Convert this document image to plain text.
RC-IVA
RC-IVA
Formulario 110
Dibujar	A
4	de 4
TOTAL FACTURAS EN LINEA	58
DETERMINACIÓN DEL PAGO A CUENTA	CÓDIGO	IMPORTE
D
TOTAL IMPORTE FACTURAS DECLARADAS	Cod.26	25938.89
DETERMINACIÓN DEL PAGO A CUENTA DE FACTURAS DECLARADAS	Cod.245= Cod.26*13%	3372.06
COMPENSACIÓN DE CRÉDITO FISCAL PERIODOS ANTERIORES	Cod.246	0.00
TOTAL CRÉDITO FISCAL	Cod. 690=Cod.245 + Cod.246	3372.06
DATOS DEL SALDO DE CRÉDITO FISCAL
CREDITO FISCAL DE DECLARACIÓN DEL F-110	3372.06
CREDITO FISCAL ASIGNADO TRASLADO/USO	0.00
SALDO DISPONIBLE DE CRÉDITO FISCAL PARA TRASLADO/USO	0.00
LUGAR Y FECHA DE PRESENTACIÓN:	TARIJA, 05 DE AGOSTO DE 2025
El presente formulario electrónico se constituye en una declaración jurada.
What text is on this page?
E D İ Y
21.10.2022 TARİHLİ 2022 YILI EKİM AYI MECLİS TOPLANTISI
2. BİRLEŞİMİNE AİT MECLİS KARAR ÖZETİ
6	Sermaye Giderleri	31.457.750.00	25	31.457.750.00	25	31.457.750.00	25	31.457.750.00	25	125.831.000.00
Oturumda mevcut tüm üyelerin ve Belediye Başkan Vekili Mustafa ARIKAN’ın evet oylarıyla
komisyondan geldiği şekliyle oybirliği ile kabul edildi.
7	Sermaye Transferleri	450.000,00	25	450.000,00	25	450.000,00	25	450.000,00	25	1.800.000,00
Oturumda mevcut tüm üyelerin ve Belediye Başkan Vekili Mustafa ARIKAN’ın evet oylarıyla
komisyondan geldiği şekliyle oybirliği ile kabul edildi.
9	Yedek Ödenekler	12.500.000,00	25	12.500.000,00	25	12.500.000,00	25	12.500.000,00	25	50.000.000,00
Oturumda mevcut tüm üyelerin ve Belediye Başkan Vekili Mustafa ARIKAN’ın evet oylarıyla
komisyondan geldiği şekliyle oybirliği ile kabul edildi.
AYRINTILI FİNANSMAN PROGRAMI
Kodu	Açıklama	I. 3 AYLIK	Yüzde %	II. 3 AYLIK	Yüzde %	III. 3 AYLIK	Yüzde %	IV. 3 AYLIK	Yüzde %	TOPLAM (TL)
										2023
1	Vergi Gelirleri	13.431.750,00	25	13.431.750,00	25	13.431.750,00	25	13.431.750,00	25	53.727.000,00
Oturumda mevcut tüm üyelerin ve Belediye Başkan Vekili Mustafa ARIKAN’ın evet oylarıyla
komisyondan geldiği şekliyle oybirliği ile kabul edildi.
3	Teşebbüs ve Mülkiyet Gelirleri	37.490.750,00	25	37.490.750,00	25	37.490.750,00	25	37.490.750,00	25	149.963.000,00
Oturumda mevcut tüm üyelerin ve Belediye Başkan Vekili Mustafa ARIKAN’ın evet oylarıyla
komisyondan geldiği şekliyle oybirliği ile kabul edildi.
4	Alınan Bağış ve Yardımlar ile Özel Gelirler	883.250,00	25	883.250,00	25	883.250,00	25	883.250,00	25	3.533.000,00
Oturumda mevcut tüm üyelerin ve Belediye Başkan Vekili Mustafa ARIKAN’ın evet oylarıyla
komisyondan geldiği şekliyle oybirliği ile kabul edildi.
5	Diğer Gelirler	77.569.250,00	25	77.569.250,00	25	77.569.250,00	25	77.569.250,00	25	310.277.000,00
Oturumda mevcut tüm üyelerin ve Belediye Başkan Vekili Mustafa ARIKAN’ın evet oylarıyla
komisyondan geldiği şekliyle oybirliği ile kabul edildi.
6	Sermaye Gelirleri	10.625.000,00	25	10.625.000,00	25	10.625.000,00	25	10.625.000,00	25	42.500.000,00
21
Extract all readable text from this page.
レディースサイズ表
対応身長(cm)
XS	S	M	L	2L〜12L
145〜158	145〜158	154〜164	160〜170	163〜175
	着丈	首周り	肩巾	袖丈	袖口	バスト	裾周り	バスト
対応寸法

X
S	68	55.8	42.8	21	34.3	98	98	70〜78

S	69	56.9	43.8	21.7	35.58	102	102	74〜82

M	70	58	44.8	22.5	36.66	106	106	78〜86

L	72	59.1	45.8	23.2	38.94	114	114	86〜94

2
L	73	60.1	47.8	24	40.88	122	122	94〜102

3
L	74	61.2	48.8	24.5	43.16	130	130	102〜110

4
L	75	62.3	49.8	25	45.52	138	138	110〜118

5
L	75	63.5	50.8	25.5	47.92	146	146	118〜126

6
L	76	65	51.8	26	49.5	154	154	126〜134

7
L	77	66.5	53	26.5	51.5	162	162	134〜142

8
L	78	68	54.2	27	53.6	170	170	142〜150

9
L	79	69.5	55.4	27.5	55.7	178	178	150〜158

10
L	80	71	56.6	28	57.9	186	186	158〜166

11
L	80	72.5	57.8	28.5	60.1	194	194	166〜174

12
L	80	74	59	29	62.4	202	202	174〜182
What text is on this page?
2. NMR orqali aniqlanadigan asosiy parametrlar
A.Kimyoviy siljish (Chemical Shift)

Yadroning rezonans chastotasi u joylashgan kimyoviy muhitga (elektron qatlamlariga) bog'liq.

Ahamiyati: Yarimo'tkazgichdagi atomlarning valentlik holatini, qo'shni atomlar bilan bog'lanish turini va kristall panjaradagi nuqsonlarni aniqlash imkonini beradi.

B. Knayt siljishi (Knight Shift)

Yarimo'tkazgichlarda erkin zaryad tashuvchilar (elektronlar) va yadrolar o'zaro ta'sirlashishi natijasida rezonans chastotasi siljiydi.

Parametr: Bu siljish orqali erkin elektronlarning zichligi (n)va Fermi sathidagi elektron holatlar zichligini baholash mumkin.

TO BE DONE —
In the listing above, how many lines hold the word "DETERMINACIÓN"? Give the number and nothing more.

THE RESPONSE —
2